• [Aim]
Can you retype the data from its first line through the line containing "axis-ticks: 4000 5000", with both of those lines included?

• [Provided material]
begin
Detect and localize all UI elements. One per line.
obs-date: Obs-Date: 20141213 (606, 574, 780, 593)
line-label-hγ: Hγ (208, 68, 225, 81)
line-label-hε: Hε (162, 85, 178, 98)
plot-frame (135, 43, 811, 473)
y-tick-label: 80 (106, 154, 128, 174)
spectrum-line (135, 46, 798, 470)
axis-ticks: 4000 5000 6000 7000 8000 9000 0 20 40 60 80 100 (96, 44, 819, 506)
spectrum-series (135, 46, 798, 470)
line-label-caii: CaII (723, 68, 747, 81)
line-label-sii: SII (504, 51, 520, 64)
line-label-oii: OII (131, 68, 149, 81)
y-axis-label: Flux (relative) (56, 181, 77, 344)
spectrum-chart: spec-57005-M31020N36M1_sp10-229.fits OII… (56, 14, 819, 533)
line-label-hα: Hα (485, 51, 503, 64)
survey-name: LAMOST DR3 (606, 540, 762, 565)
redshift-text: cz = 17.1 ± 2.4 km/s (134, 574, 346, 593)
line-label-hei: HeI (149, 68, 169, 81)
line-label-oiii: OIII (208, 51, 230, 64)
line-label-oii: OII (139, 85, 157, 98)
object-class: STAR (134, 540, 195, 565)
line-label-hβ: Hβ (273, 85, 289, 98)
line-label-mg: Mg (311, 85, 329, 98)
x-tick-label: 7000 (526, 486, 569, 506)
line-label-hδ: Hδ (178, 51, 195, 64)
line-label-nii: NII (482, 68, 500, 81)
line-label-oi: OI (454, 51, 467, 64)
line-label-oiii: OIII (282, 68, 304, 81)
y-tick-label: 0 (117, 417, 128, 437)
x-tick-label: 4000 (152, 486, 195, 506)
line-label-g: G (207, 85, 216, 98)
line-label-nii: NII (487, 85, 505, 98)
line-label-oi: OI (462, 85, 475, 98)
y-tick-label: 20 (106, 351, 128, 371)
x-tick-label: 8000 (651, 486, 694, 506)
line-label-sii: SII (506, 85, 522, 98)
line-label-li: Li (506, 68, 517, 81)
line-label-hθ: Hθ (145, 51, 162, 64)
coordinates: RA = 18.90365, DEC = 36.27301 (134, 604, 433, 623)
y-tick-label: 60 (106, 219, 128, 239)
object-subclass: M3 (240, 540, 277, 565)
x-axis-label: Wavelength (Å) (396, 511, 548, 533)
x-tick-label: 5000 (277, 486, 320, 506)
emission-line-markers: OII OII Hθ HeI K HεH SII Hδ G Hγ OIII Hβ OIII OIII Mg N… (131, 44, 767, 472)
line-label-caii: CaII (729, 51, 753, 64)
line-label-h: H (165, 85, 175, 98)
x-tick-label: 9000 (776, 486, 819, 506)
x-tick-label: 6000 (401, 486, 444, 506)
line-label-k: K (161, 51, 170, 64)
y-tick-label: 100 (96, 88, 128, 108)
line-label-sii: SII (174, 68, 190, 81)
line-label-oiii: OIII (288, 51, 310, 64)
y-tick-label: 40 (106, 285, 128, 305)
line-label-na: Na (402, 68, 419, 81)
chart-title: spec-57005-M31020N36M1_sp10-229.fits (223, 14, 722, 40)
end
• [Written solution]
Detect and localize all UI elements. One per line.
obs-date: Obs-Date: 20141213 (606, 574, 780, 593)
line-label-hγ: Hγ (208, 68, 225, 81)
line-label-hε: Hε (162, 85, 178, 98)
plot-frame (135, 43, 811, 473)
y-tick-label: 80 (106, 154, 128, 174)
spectrum-line (135, 46, 798, 470)
axis-ticks: 4000 5000 6000 7000 8000 9000 0 20 40 60 80 100 (96, 44, 819, 506)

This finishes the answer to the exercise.